• **WHAT TO WORK ON**
Pictures do not belong in the copy; quote every entry below exactly.

-- START OF ROWS --

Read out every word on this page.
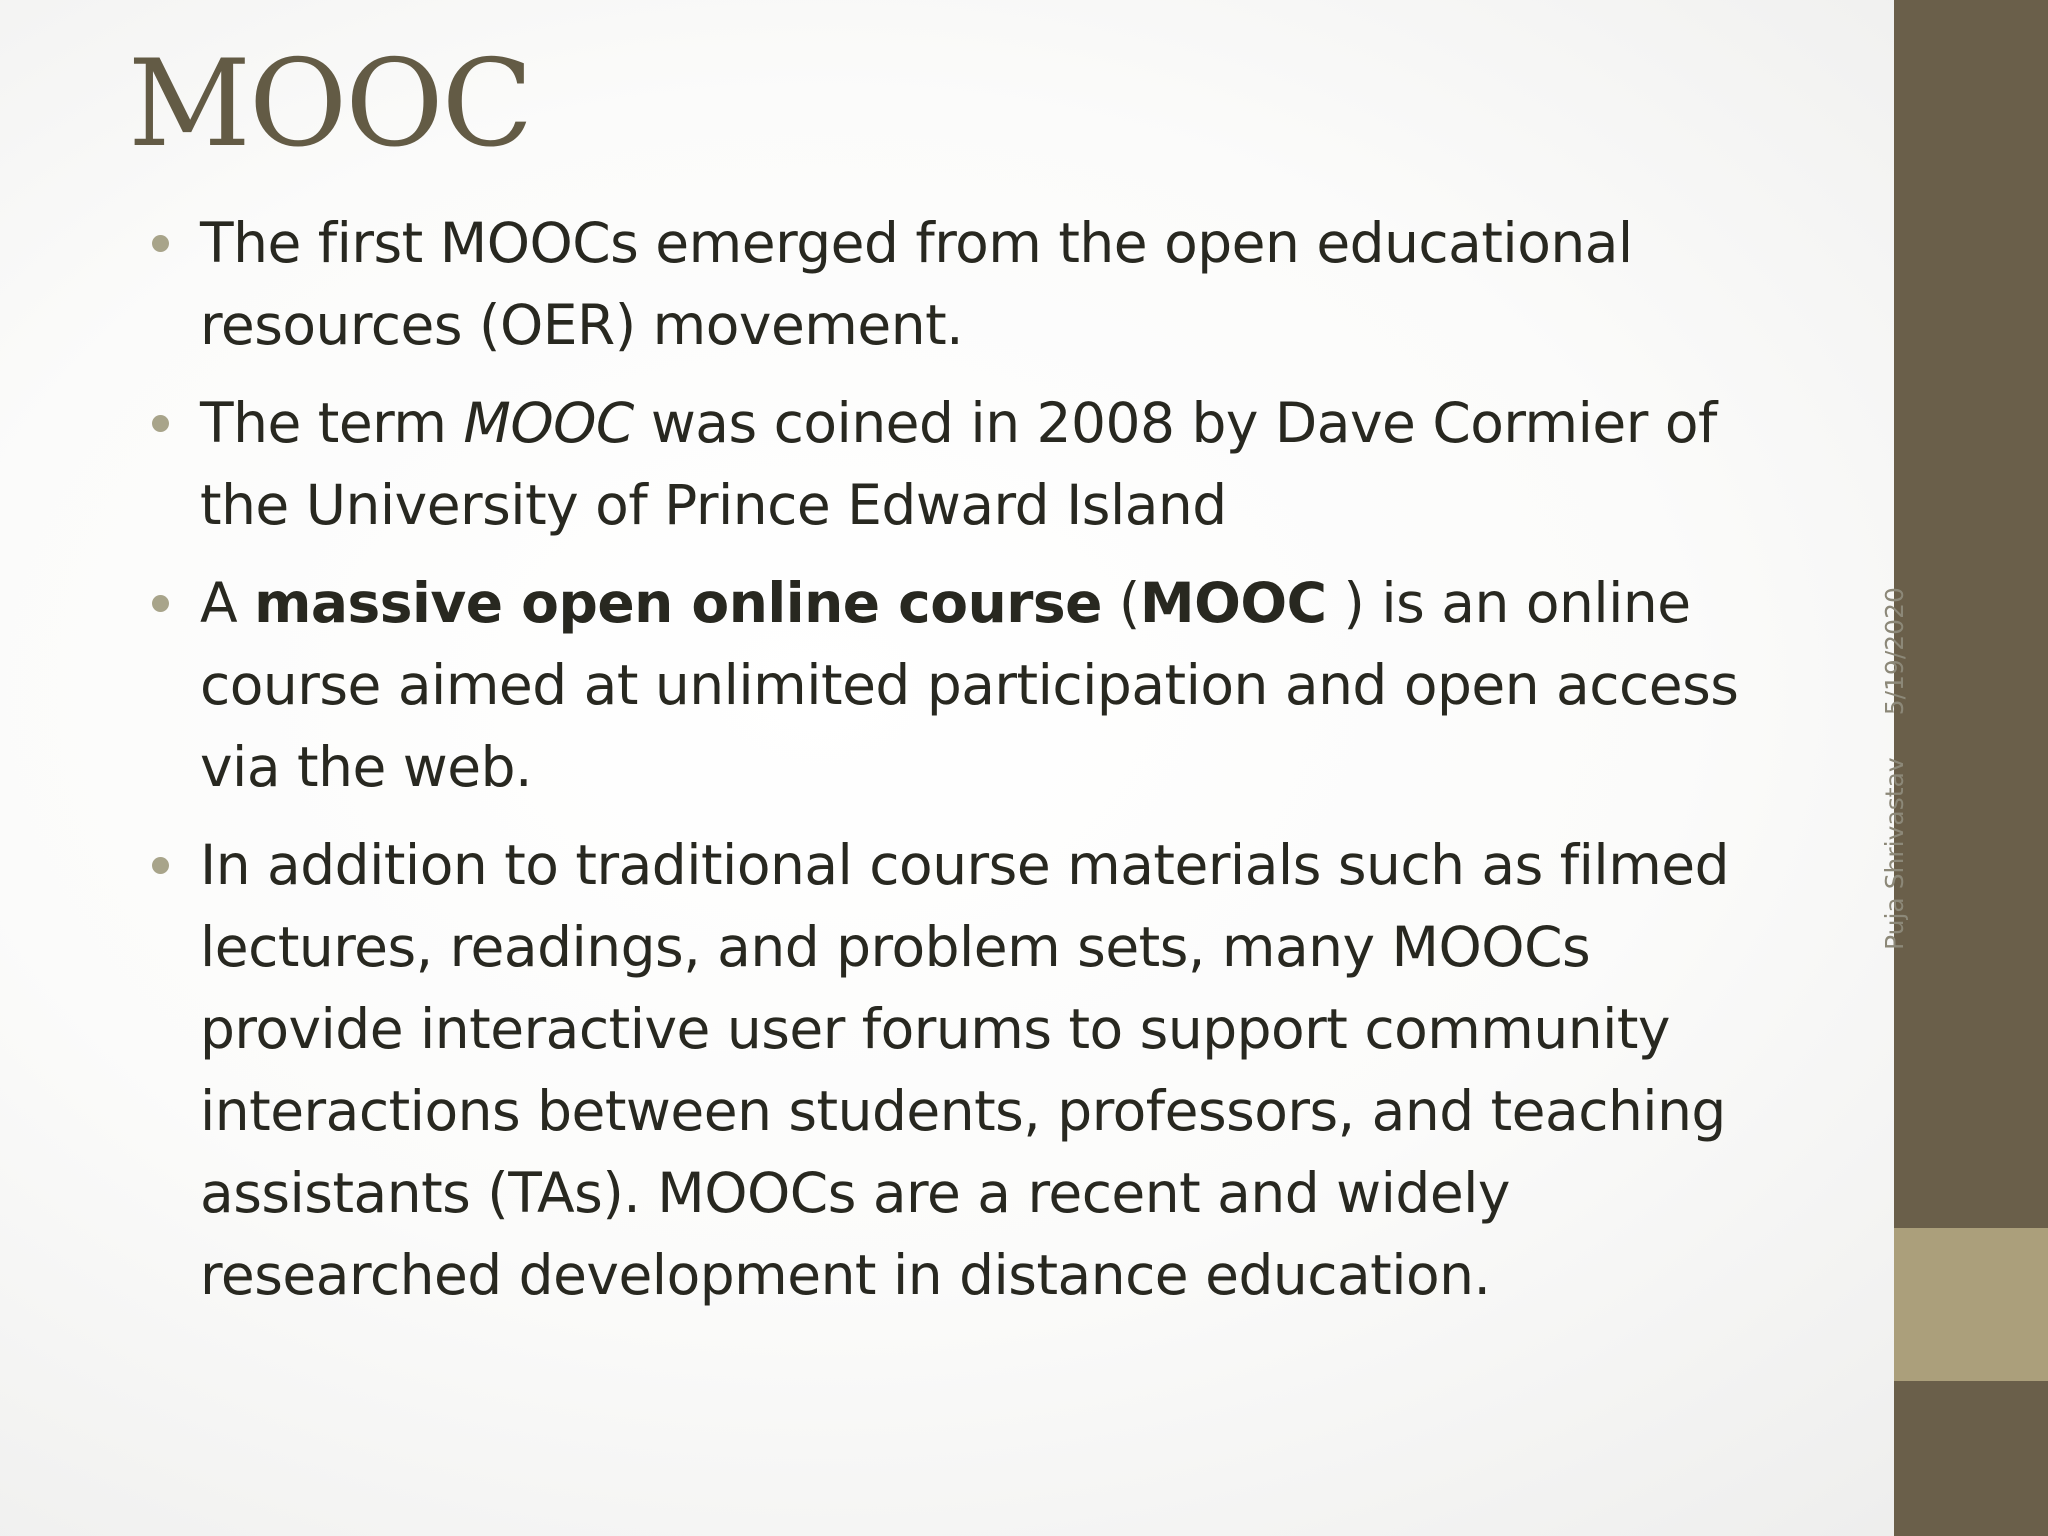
MOOC
The first MOOCs emerged from the open educational resources (OER) movement.
The term MOOC was coined in 2008 by Dave Cormier of the University of Prince Edward Island
A massive open online course (MOOC ) is an online course aimed at unlimited participation and open access via the web.
In addition to traditional course materials such as filmed lectures, readings, and problem sets, many MOOCs provide interactive user forums to support community interactions between students, professors, and teaching assistants (TAs). MOOCs are a recent and widely researched development in distance education.
Puja Shrivastav5/19/2020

-- END OF ROWS --

• **TASK SOLUTION**
Read out every word on this page.
MOOC
The first MOOCs emerged from the open educational resources (OER) movement.
The term MOOC was coined in 2008 by Dave Cormier of the University of Prince Edward Island
A massive open online course (MOOC ) is an online course aimed at unlimited participation and open access via the web.
In addition to traditional course materials such as filmed lectures, readings, and problem sets, many MOOCs provide interactive user forums to support community interactions between students, professors, and teaching assistants (TAs). MOOCs are a recent and widely researched development in distance education.
Puja Shrivastav5/19/2020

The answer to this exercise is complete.